Segment Start: ENTRIES SHOWN

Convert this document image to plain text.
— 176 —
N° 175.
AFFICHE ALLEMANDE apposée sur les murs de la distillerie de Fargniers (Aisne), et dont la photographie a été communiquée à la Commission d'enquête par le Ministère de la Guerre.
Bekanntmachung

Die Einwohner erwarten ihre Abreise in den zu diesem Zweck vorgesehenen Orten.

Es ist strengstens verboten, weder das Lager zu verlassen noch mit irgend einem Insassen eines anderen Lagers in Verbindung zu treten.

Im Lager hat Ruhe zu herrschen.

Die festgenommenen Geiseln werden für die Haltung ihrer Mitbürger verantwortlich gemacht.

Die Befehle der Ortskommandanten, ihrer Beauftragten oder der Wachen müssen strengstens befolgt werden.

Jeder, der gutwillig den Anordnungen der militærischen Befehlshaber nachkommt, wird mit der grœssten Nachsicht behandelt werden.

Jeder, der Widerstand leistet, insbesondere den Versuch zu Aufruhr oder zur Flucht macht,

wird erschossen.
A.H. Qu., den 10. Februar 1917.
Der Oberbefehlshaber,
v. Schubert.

Segment End: ENTRIES SHOWN

WORK REQUEST — Find the word "wird" in the records, and report each line that has it.

OUTPUT OF THE TASK —
Jeder, der gutwillig den Anordnungen der militærischen Befehlshaber nachkommt, wird mit der grœssten Nachsicht behandelt werden.
wird erschossen.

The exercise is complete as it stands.